## Given task
Some lines of these records may hold the word "осуществляется"; state how many, using only the number.
--------------------------------------------------
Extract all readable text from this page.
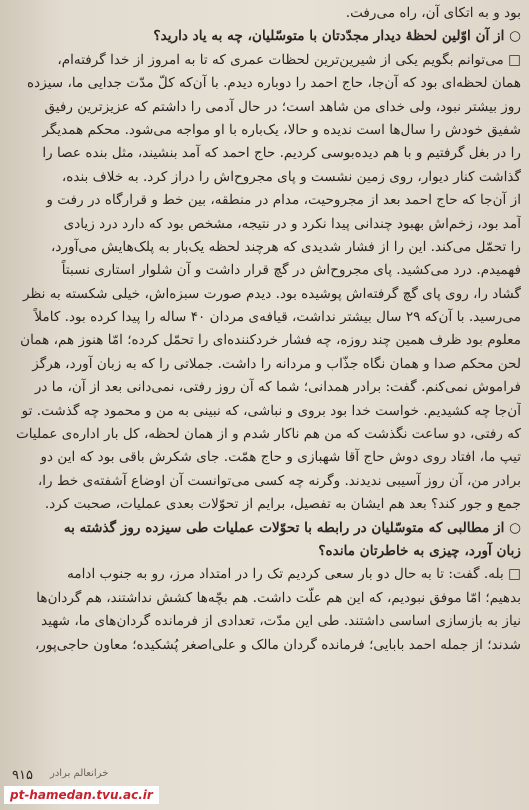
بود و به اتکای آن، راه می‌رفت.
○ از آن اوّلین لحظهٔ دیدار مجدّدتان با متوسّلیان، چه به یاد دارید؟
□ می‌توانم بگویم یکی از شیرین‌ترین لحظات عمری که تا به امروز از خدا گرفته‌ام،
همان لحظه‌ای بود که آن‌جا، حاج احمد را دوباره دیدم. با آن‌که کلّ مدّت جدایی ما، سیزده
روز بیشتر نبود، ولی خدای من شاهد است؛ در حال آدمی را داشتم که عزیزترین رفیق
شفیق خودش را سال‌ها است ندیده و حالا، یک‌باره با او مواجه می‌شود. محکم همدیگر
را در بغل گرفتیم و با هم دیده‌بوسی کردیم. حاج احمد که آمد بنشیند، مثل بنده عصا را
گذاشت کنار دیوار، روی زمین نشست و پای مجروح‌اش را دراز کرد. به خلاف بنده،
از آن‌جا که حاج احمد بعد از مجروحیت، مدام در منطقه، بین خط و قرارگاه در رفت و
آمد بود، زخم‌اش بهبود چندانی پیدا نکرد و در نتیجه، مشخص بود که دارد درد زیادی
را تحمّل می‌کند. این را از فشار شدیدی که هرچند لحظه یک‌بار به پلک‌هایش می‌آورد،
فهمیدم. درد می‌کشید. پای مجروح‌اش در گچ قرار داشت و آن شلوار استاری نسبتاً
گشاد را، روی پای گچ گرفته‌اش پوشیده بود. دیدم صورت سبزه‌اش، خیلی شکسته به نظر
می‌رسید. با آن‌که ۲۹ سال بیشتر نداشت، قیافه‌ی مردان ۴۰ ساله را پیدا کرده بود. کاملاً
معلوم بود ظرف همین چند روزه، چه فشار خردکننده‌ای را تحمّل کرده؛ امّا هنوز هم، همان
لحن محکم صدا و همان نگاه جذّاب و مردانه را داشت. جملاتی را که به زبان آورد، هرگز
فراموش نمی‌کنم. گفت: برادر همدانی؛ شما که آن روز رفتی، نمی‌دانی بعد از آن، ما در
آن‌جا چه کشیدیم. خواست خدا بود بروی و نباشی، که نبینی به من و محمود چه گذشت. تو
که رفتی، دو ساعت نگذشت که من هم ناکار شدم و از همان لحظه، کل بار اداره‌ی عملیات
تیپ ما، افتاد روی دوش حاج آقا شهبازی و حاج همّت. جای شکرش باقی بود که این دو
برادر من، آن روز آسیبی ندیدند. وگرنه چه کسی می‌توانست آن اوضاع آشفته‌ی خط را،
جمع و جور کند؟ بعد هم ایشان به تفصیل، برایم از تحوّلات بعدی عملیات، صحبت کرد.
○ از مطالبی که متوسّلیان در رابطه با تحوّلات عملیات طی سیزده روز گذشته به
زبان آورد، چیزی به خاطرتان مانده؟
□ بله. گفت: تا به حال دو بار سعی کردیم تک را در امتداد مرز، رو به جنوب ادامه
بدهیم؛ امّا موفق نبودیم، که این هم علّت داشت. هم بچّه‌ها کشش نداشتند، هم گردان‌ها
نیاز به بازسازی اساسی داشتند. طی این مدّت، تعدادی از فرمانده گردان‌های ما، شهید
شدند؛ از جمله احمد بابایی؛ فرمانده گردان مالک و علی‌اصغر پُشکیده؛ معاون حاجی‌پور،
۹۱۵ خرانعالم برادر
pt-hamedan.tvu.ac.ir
--------------------------------------------------
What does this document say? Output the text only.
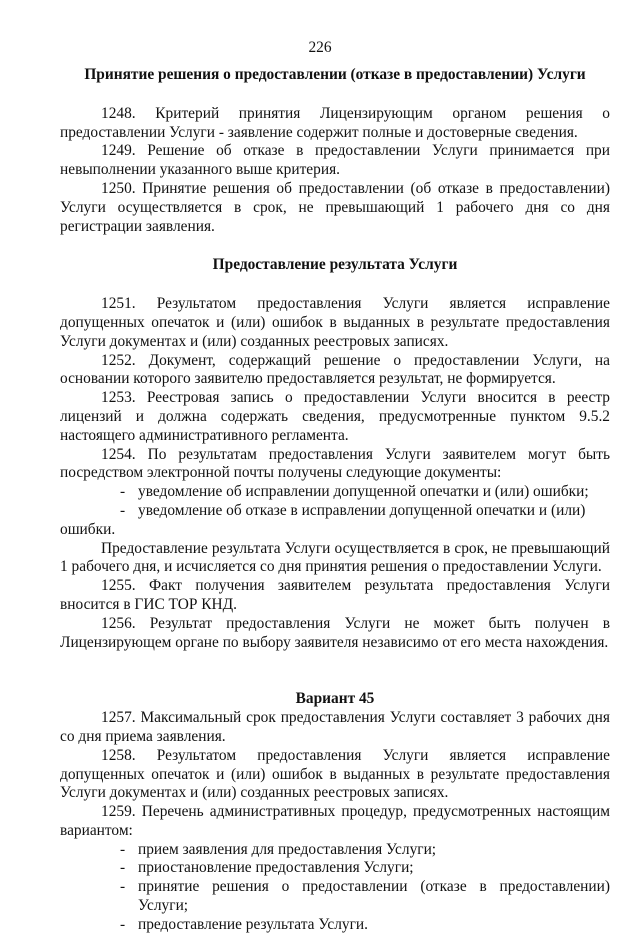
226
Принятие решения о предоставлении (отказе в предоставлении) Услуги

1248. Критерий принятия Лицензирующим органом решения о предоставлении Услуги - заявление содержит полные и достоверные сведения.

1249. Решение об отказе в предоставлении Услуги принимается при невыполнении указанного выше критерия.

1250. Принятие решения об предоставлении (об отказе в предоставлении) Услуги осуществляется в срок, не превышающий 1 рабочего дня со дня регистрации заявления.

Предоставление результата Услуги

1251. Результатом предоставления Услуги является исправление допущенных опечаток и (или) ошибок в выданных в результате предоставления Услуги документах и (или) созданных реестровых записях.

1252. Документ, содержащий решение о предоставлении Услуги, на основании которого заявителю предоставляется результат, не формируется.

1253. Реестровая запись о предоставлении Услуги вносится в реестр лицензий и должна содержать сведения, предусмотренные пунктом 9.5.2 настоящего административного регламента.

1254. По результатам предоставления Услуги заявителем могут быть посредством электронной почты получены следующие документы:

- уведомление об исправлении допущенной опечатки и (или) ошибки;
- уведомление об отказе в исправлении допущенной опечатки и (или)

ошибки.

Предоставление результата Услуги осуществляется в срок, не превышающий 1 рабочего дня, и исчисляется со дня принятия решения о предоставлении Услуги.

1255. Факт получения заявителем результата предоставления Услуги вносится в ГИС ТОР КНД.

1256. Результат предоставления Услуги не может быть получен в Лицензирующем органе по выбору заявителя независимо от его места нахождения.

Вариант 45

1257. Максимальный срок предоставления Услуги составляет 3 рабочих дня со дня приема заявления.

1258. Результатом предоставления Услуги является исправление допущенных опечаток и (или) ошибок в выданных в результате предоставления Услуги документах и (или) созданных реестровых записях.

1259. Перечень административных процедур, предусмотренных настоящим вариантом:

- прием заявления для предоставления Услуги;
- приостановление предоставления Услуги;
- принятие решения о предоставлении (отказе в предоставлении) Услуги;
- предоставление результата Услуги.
--------------------------------------------------
## Result for this task
2